++++ Record list
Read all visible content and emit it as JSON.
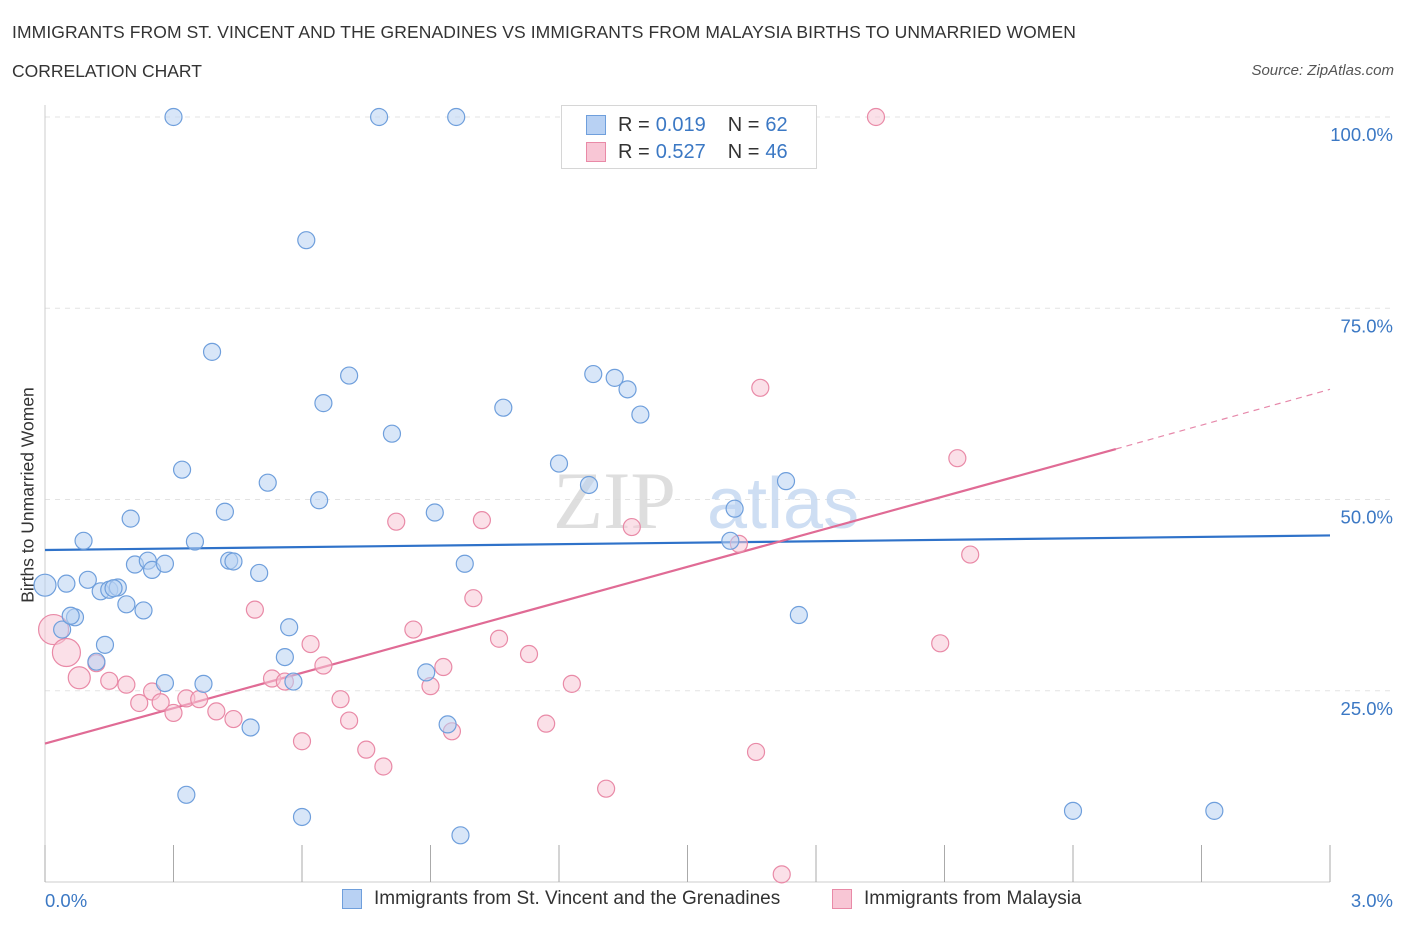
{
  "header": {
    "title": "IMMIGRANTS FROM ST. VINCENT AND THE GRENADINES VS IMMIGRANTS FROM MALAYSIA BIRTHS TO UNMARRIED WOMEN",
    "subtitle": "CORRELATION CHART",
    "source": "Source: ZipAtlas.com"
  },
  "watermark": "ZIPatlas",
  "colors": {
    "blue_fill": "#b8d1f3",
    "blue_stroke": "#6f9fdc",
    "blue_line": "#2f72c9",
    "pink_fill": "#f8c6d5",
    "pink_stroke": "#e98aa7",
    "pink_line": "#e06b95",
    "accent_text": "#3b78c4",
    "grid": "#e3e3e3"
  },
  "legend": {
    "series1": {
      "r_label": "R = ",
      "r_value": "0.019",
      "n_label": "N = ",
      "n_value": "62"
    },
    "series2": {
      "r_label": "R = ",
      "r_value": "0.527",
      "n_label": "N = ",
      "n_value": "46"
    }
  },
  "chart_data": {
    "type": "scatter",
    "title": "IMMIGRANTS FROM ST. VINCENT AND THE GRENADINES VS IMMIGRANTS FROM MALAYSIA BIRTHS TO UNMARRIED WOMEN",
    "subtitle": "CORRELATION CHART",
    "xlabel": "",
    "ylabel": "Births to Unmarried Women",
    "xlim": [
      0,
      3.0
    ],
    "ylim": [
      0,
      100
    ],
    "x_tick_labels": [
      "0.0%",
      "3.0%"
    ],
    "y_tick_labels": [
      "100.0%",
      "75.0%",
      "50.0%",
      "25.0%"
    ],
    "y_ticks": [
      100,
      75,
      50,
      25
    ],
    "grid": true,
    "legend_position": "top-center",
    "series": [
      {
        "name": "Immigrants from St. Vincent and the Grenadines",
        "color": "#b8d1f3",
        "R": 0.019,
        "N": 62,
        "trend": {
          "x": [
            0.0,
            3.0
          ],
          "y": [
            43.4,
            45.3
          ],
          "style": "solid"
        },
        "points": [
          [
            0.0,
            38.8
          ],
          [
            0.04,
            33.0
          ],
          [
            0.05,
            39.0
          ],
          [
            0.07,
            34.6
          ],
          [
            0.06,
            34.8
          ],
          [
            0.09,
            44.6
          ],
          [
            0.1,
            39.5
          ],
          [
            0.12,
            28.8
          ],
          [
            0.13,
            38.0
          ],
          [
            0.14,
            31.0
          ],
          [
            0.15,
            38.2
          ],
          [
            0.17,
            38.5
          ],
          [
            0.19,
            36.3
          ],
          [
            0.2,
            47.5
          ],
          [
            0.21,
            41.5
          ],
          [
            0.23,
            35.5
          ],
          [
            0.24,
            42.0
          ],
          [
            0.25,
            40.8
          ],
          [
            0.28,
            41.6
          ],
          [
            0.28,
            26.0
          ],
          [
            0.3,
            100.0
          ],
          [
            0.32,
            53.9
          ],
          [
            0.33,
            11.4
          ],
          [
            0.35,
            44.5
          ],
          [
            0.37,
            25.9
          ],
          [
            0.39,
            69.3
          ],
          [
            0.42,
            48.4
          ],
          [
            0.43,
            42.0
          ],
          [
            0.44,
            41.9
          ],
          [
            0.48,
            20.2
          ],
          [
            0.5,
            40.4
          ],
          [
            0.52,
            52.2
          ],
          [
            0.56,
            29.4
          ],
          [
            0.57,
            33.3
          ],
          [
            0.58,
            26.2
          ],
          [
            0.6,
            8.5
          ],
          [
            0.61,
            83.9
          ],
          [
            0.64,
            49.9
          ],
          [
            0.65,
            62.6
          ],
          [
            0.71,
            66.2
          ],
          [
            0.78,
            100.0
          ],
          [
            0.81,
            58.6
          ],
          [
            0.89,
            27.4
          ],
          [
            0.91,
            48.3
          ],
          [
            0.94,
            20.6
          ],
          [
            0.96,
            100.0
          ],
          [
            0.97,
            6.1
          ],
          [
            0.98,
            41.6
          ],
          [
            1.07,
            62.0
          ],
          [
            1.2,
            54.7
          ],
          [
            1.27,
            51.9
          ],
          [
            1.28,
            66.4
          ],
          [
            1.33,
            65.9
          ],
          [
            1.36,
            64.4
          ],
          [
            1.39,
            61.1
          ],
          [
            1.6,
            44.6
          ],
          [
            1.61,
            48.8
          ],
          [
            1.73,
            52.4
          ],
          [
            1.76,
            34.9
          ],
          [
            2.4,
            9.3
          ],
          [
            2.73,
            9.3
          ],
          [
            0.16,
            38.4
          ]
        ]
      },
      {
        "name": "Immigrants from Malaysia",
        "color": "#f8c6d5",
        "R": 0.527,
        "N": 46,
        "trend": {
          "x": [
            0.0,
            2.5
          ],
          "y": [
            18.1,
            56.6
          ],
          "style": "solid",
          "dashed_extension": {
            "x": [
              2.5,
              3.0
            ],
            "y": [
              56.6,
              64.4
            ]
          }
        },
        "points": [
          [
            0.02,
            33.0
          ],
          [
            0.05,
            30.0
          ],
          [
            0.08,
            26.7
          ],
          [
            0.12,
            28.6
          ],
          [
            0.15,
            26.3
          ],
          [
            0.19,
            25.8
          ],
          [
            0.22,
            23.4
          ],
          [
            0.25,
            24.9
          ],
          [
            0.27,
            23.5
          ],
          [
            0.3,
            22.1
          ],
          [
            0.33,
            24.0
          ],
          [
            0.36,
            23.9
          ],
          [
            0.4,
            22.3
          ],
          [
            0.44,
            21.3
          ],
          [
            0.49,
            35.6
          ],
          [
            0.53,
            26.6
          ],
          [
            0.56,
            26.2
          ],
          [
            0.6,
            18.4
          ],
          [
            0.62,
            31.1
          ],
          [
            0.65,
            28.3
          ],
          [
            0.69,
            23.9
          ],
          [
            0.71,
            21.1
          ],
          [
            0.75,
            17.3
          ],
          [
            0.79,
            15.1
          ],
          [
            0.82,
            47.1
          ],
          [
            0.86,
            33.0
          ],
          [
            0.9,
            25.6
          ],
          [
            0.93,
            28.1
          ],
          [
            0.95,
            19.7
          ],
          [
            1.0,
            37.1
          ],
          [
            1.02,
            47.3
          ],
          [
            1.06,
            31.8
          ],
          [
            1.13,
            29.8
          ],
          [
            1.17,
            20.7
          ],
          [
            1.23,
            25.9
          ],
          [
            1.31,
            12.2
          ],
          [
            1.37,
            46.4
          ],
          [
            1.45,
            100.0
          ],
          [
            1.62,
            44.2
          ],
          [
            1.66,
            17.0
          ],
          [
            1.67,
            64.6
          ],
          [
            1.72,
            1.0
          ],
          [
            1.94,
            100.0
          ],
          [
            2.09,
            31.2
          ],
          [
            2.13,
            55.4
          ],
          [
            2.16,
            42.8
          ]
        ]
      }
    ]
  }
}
++++++++
Omit all pictures while transcribing the entries verbatim.

• Response to this exercise:
Read all visible content and emit it as JSON.
{
  "header": {
    "title": "IMMIGRANTS FROM ST. VINCENT AND THE GRENADINES VS IMMIGRANTS FROM MALAYSIA BIRTHS TO UNMARRIED WOMEN",
    "subtitle": "CORRELATION CHART",
    "source": "Source: ZipAtlas.com"
  },
  "watermark": "ZIPatlas",
  "colors": {
    "blue_fill": "#b8d1f3",
    "blue_stroke": "#6f9fdc",
    "blue_line": "#2f72c9",
    "pink_fill": "#f8c6d5",
    "pink_stroke": "#e98aa7",
    "pink_line": "#e06b95",
    "accent_text": "#3b78c4",
    "grid": "#e3e3e3"
  },
  "legend": {
    "series1": {
      "r_label": "R = ",
      "r_value": "0.019",
      "n_label": "N = ",
      "n_value": "62"
    },
    "series2": {
      "r_label": "R = ",
      "r_value": "0.527",
      "n_label": "N = ",
      "n_value": "46"
    }
  },
  "chart_data": {
    "type": "scatter",
    "title": "IMMIGRANTS FROM ST. VINCENT AND THE GRENADINES VS IMMIGRANTS FROM MALAYSIA BIRTHS TO UNMARRIED WOMEN",
    "subtitle": "CORRELATION CHART",
    "xlabel": "",
    "ylabel": "Births to Unmarried Women",
    "xlim": [
      0,
      3.0
    ],
    "ylim": [
      0,
      100
    ],
    "x_tick_labels": [
      "0.0%",
      "3.0%"
    ],
    "y_tick_labels": [
      "100.0%",
      "75.0%",
      "50.0%",
      "25.0%"
    ],
    "y_ticks": [
      100,
      75,
      50,
      25
    ],
    "grid": true,
    "legend_position": "top-center",
    "series": [
      {
        "name": "Immigrants from St. Vincent and the Grenadines",
        "color": "#b8d1f3",
        "R": 0.019,
        "N": 62,
        "trend": {
          "x": [
            0.0,
            3.0
          ],
          "y": [
            43.4,
            45.3
          ],
          "style": "solid"
        },
        "points": [
          [
            0.0,
            38.8
          ],
          [
            0.04,
            33.0
          ],
          [
            0.05,
            39.0
          ],
          [
            0.07,
            34.6
          ],
          [
            0.06,
            34.8
          ],
          [
            0.09,
            44.6
          ],
          [
            0.1,
            39.5
          ],
          [
            0.12,
            28.8
          ],
          [
            0.13,
            38.0
          ],
          [
            0.14,
            31.0
          ],
          [
            0.15,
            38.2
          ],
          [
            0.17,
            38.5
          ],
          [
            0.19,
            36.3
          ],
          [
            0.2,
            47.5
          ],
          [
            0.21,
            41.5
          ],
          [
            0.23,
            35.5
          ],
          [
            0.24,
            42.0
          ],
          [
            0.25,
            40.8
          ],
          [
            0.28,
            41.6
          ],
          [
            0.28,
            26.0
          ],
          [
            0.3,
            100.0
          ],
          [
            0.32,
            53.9
          ],
          [
            0.33,
            11.4
          ],
          [
            0.35,
            44.5
          ],
          [
            0.37,
            25.9
          ],
          [
            0.39,
            69.3
          ],
          [
            0.42,
            48.4
          ],
          [
            0.43,
            42.0
          ],
          [
            0.44,
            41.9
          ],
          [
            0.48,
            20.2
          ],
          [
            0.5,
            40.4
          ],
          [
            0.52,
            52.2
          ],
          [
            0.56,
            29.4
          ],
          [
            0.57,
            33.3
          ],
          [
            0.58,
            26.2
          ],
          [
            0.6,
            8.5
          ],
          [
            0.61,
            83.9
          ],
          [
            0.64,
            49.9
          ],
          [
            0.65,
            62.6
          ],
          [
            0.71,
            66.2
          ],
          [
            0.78,
            100.0
          ],
          [
            0.81,
            58.6
          ],
          [
            0.89,
            27.4
          ],
          [
            0.91,
            48.3
          ],
          [
            0.94,
            20.6
          ],
          [
            0.96,
            100.0
          ],
          [
            0.97,
            6.1
          ],
          [
            0.98,
            41.6
          ],
          [
            1.07,
            62.0
          ],
          [
            1.2,
            54.7
          ],
          [
            1.27,
            51.9
          ],
          [
            1.28,
            66.4
          ],
          [
            1.33,
            65.9
          ],
          [
            1.36,
            64.4
          ],
          [
            1.39,
            61.1
          ],
          [
            1.6,
            44.6
          ],
          [
            1.61,
            48.8
          ],
          [
            1.73,
            52.4
          ],
          [
            1.76,
            34.9
          ],
          [
            2.4,
            9.3
          ],
          [
            2.73,
            9.3
          ],
          [
            0.16,
            38.4
          ]
        ]
      },
      {
        "name": "Immigrants from Malaysia",
        "color": "#f8c6d5",
        "R": 0.527,
        "N": 46,
        "trend": {
          "x": [
            0.0,
            2.5
          ],
          "y": [
            18.1,
            56.6
          ],
          "style": "solid",
          "dashed_extension": {
            "x": [
              2.5,
              3.0
            ],
            "y": [
              56.6,
              64.4
            ]
          }
        },
        "points": [
          [
            0.02,
            33.0
          ],
          [
            0.05,
            30.0
          ],
          [
            0.08,
            26.7
          ],
          [
            0.12,
            28.6
          ],
          [
            0.15,
            26.3
          ],
          [
            0.19,
            25.8
          ],
          [
            0.22,
            23.4
          ],
          [
            0.25,
            24.9
          ],
          [
            0.27,
            23.5
          ],
          [
            0.3,
            22.1
          ],
          [
            0.33,
            24.0
          ],
          [
            0.36,
            23.9
          ],
          [
            0.4,
            22.3
          ],
          [
            0.44,
            21.3
          ],
          [
            0.49,
            35.6
          ],
          [
            0.53,
            26.6
          ],
          [
            0.56,
            26.2
          ],
          [
            0.6,
            18.4
          ],
          [
            0.62,
            31.1
          ],
          [
            0.65,
            28.3
          ],
          [
            0.69,
            23.9
          ],
          [
            0.71,
            21.1
          ],
          [
            0.75,
            17.3
          ],
          [
            0.79,
            15.1
          ],
          [
            0.82,
            47.1
          ],
          [
            0.86,
            33.0
          ],
          [
            0.9,
            25.6
          ],
          [
            0.93,
            28.1
          ],
          [
            0.95,
            19.7
          ],
          [
            1.0,
            37.1
          ],
          [
            1.02,
            47.3
          ],
          [
            1.06,
            31.8
          ],
          [
            1.13,
            29.8
          ],
          [
            1.17,
            20.7
          ],
          [
            1.23,
            25.9
          ],
          [
            1.31,
            12.2
          ],
          [
            1.37,
            46.4
          ],
          [
            1.45,
            100.0
          ],
          [
            1.62,
            44.2
          ],
          [
            1.66,
            17.0
          ],
          [
            1.67,
            64.6
          ],
          [
            1.72,
            1.0
          ],
          [
            1.94,
            100.0
          ],
          [
            2.09,
            31.2
          ],
          [
            2.13,
            55.4
          ],
          [
            2.16,
            42.8
          ]
        ]
      }
    ]
  }
}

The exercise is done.